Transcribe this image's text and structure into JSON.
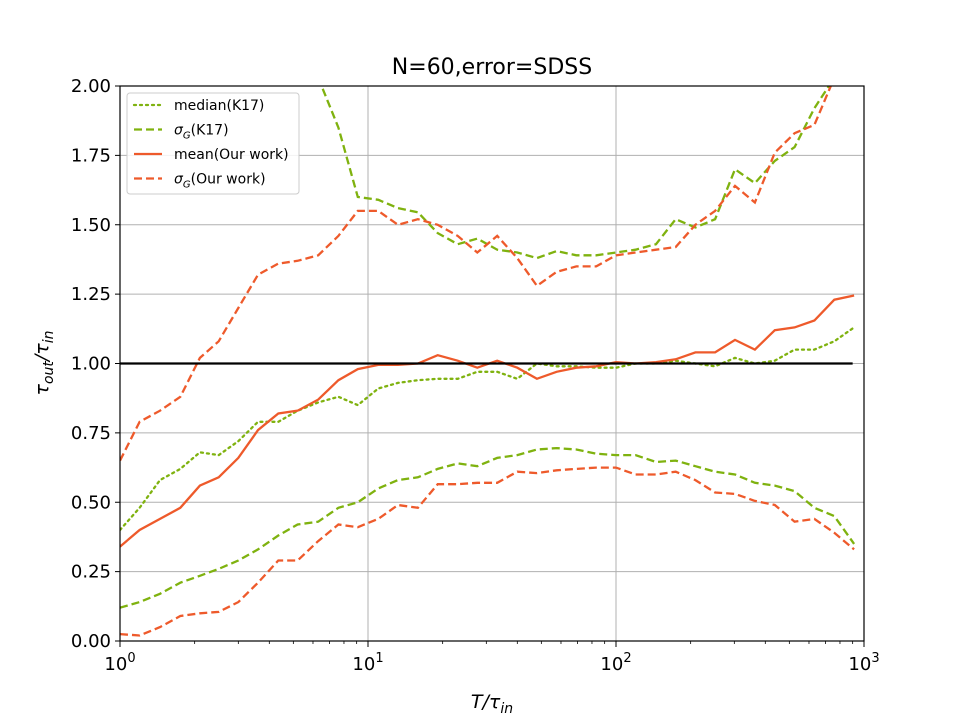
{
  "chart_data": {
    "type": "line",
    "title": "N=60,error=SDSS",
    "xlabel": "T/τin",
    "ylabel": "τout/τin",
    "xscale": "log",
    "xlim": [
      1,
      1000
    ],
    "ylim": [
      0,
      2
    ],
    "grid": true,
    "legend_position": "top-left",
    "x_ticks": [
      {
        "value": 1,
        "base": "10",
        "exp": "0"
      },
      {
        "value": 10,
        "base": "10",
        "exp": "1"
      },
      {
        "value": 100,
        "base": "10",
        "exp": "2"
      },
      {
        "value": 1000,
        "base": "10",
        "exp": "3"
      }
    ],
    "y_ticks": [
      "0.00",
      "0.25",
      "0.50",
      "0.75",
      "1.00",
      "1.25",
      "1.50",
      "1.75",
      "2.00"
    ],
    "reference_line": {
      "y": 1.0,
      "color": "#000000"
    },
    "x": [
      1.0,
      1.2,
      1.45,
      1.75,
      2.1,
      2.5,
      3.0,
      3.6,
      4.35,
      5.2,
      6.3,
      7.6,
      9.1,
      11.0,
      13.2,
      15.9,
      19.1,
      23.0,
      27.6,
      33.2,
      40.0,
      48.0,
      57.6,
      69.2,
      83.2,
      100,
      120,
      145,
      174,
      209,
      251,
      302,
      363,
      437,
      525,
      631,
      759,
      912
    ],
    "series": [
      {
        "label": "median(K17)",
        "color": "#7fb20f",
        "style": "dotted",
        "values": [
          0.4,
          0.48,
          0.58,
          0.62,
          0.68,
          0.67,
          0.72,
          0.79,
          0.79,
          0.83,
          0.86,
          0.88,
          0.85,
          0.91,
          0.93,
          0.94,
          0.945,
          0.945,
          0.97,
          0.97,
          0.945,
          1.0,
          0.99,
          0.99,
          0.985,
          0.985,
          1.0,
          1.0,
          1.01,
          1.0,
          0.99,
          1.02,
          1.0,
          1.01,
          1.05,
          1.05,
          1.08,
          1.13
        ]
      },
      {
        "label_main": "σ",
        "label_sub": "G",
        "label_rest": "(K17)",
        "color": "#7fb20f",
        "style": "dashed",
        "values": [
          0.12,
          0.14,
          0.17,
          0.21,
          0.235,
          0.26,
          0.29,
          0.33,
          0.38,
          0.42,
          0.43,
          0.48,
          0.5,
          0.55,
          0.58,
          0.59,
          0.62,
          0.64,
          0.63,
          0.66,
          0.67,
          0.69,
          0.695,
          0.69,
          0.675,
          0.67,
          0.67,
          0.645,
          0.65,
          0.63,
          0.61,
          0.6,
          0.57,
          0.56,
          0.54,
          0.48,
          0.45,
          0.35
        ]
      },
      {
        "label_main": "σ",
        "label_sub": "G",
        "label_rest": "(K17)",
        "hide_legend": true,
        "color": "#7fb20f",
        "style": "dashed",
        "values": [
          null,
          null,
          null,
          null,
          null,
          null,
          null,
          null,
          null,
          null,
          2.03,
          1.85,
          1.6,
          1.59,
          1.56,
          1.545,
          1.47,
          1.43,
          1.45,
          1.41,
          1.4,
          1.38,
          1.405,
          1.39,
          1.39,
          1.4,
          1.41,
          1.43,
          1.52,
          1.49,
          1.52,
          1.7,
          1.65,
          1.73,
          1.78,
          1.92,
          2.03,
          null
        ]
      },
      {
        "label": "mean(Our work)",
        "color": "#ee5a2b",
        "style": "solid",
        "values": [
          0.34,
          0.4,
          0.44,
          0.48,
          0.56,
          0.59,
          0.66,
          0.76,
          0.82,
          0.83,
          0.87,
          0.94,
          0.98,
          0.995,
          0.995,
          1.0,
          1.03,
          1.01,
          0.985,
          1.01,
          0.985,
          0.945,
          0.97,
          0.985,
          0.99,
          1.005,
          1.0,
          1.005,
          1.015,
          1.04,
          1.04,
          1.085,
          1.05,
          1.12,
          1.13,
          1.155,
          1.23,
          1.245
        ]
      },
      {
        "label_main": "σ",
        "label_sub": "G",
        "label_rest": "(Our work)",
        "color": "#ee5a2b",
        "style": "dashed",
        "values": [
          0.65,
          0.79,
          0.83,
          0.88,
          1.02,
          1.08,
          1.2,
          1.32,
          1.36,
          1.37,
          1.39,
          1.46,
          1.55,
          1.55,
          1.5,
          1.52,
          1.5,
          1.46,
          1.4,
          1.46,
          1.38,
          1.28,
          1.33,
          1.35,
          1.35,
          1.39,
          1.4,
          1.41,
          1.42,
          1.5,
          1.55,
          1.64,
          1.58,
          1.76,
          1.83,
          1.86,
          2.03,
          null
        ]
      },
      {
        "label_main": "σ",
        "label_sub": "G",
        "label_rest": "(Our work)",
        "hide_legend": true,
        "color": "#ee5a2b",
        "style": "dashed",
        "values": [
          0.025,
          0.02,
          0.05,
          0.09,
          0.1,
          0.105,
          0.14,
          0.21,
          0.29,
          0.29,
          0.36,
          0.42,
          0.41,
          0.44,
          0.49,
          0.48,
          0.565,
          0.565,
          0.57,
          0.57,
          0.61,
          0.605,
          0.615,
          0.62,
          0.625,
          0.625,
          0.6,
          0.6,
          0.61,
          0.58,
          0.535,
          0.53,
          0.505,
          0.49,
          0.43,
          0.44,
          0.39,
          0.33
        ]
      }
    ]
  }
}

Description of the task:
Copy out all of the data word for word. Do not carry over any picture.

Finished answer:
Transcribe this image's text and structure into JSON.
{
  "chart_data": {
    "type": "line",
    "title": "N=60,error=SDSS",
    "xlabel": "T/τin",
    "ylabel": "τout/τin",
    "xscale": "log",
    "xlim": [
      1,
      1000
    ],
    "ylim": [
      0,
      2
    ],
    "grid": true,
    "legend_position": "top-left",
    "x_ticks": [
      {
        "value": 1,
        "base": "10",
        "exp": "0"
      },
      {
        "value": 10,
        "base": "10",
        "exp": "1"
      },
      {
        "value": 100,
        "base": "10",
        "exp": "2"
      },
      {
        "value": 1000,
        "base": "10",
        "exp": "3"
      }
    ],
    "y_ticks": [
      "0.00",
      "0.25",
      "0.50",
      "0.75",
      "1.00",
      "1.25",
      "1.50",
      "1.75",
      "2.00"
    ],
    "reference_line": {
      "y": 1.0,
      "color": "#000000"
    },
    "x": [
      1.0,
      1.2,
      1.45,
      1.75,
      2.1,
      2.5,
      3.0,
      3.6,
      4.35,
      5.2,
      6.3,
      7.6,
      9.1,
      11.0,
      13.2,
      15.9,
      19.1,
      23.0,
      27.6,
      33.2,
      40.0,
      48.0,
      57.6,
      69.2,
      83.2,
      100,
      120,
      145,
      174,
      209,
      251,
      302,
      363,
      437,
      525,
      631,
      759,
      912
    ],
    "series": [
      {
        "label": "median(K17)",
        "color": "#7fb20f",
        "style": "dotted",
        "values": [
          0.4,
          0.48,
          0.58,
          0.62,
          0.68,
          0.67,
          0.72,
          0.79,
          0.79,
          0.83,
          0.86,
          0.88,
          0.85,
          0.91,
          0.93,
          0.94,
          0.945,
          0.945,
          0.97,
          0.97,
          0.945,
          1.0,
          0.99,
          0.99,
          0.985,
          0.985,
          1.0,
          1.0,
          1.01,
          1.0,
          0.99,
          1.02,
          1.0,
          1.01,
          1.05,
          1.05,
          1.08,
          1.13
        ]
      },
      {
        "label_main": "σ",
        "label_sub": "G",
        "label_rest": "(K17)",
        "color": "#7fb20f",
        "style": "dashed",
        "values": [
          0.12,
          0.14,
          0.17,
          0.21,
          0.235,
          0.26,
          0.29,
          0.33,
          0.38,
          0.42,
          0.43,
          0.48,
          0.5,
          0.55,
          0.58,
          0.59,
          0.62,
          0.64,
          0.63,
          0.66,
          0.67,
          0.69,
          0.695,
          0.69,
          0.675,
          0.67,
          0.67,
          0.645,
          0.65,
          0.63,
          0.61,
          0.6,
          0.57,
          0.56,
          0.54,
          0.48,
          0.45,
          0.35
        ]
      },
      {
        "label_main": "σ",
        "label_sub": "G",
        "label_rest": "(K17)",
        "hide_legend": true,
        "color": "#7fb20f",
        "style": "dashed",
        "values": [
          null,
          null,
          null,
          null,
          null,
          null,
          null,
          null,
          null,
          null,
          2.03,
          1.85,
          1.6,
          1.59,
          1.56,
          1.545,
          1.47,
          1.43,
          1.45,
          1.41,
          1.4,
          1.38,
          1.405,
          1.39,
          1.39,
          1.4,
          1.41,
          1.43,
          1.52,
          1.49,
          1.52,
          1.7,
          1.65,
          1.73,
          1.78,
          1.92,
          2.03,
          null
        ]
      },
      {
        "label": "mean(Our work)",
        "color": "#ee5a2b",
        "style": "solid",
        "values": [
          0.34,
          0.4,
          0.44,
          0.48,
          0.56,
          0.59,
          0.66,
          0.76,
          0.82,
          0.83,
          0.87,
          0.94,
          0.98,
          0.995,
          0.995,
          1.0,
          1.03,
          1.01,
          0.985,
          1.01,
          0.985,
          0.945,
          0.97,
          0.985,
          0.99,
          1.005,
          1.0,
          1.005,
          1.015,
          1.04,
          1.04,
          1.085,
          1.05,
          1.12,
          1.13,
          1.155,
          1.23,
          1.245
        ]
      },
      {
        "label_main": "σ",
        "label_sub": "G",
        "label_rest": "(Our work)",
        "color": "#ee5a2b",
        "style": "dashed",
        "values": [
          0.65,
          0.79,
          0.83,
          0.88,
          1.02,
          1.08,
          1.2,
          1.32,
          1.36,
          1.37,
          1.39,
          1.46,
          1.55,
          1.55,
          1.5,
          1.52,
          1.5,
          1.46,
          1.4,
          1.46,
          1.38,
          1.28,
          1.33,
          1.35,
          1.35,
          1.39,
          1.4,
          1.41,
          1.42,
          1.5,
          1.55,
          1.64,
          1.58,
          1.76,
          1.83,
          1.86,
          2.03,
          null
        ]
      },
      {
        "label_main": "σ",
        "label_sub": "G",
        "label_rest": "(Our work)",
        "hide_legend": true,
        "color": "#ee5a2b",
        "style": "dashed",
        "values": [
          0.025,
          0.02,
          0.05,
          0.09,
          0.1,
          0.105,
          0.14,
          0.21,
          0.29,
          0.29,
          0.36,
          0.42,
          0.41,
          0.44,
          0.49,
          0.48,
          0.565,
          0.565,
          0.57,
          0.57,
          0.61,
          0.605,
          0.615,
          0.62,
          0.625,
          0.625,
          0.6,
          0.6,
          0.61,
          0.58,
          0.535,
          0.53,
          0.505,
          0.49,
          0.43,
          0.44,
          0.39,
          0.33
        ]
      }
    ]
  }
}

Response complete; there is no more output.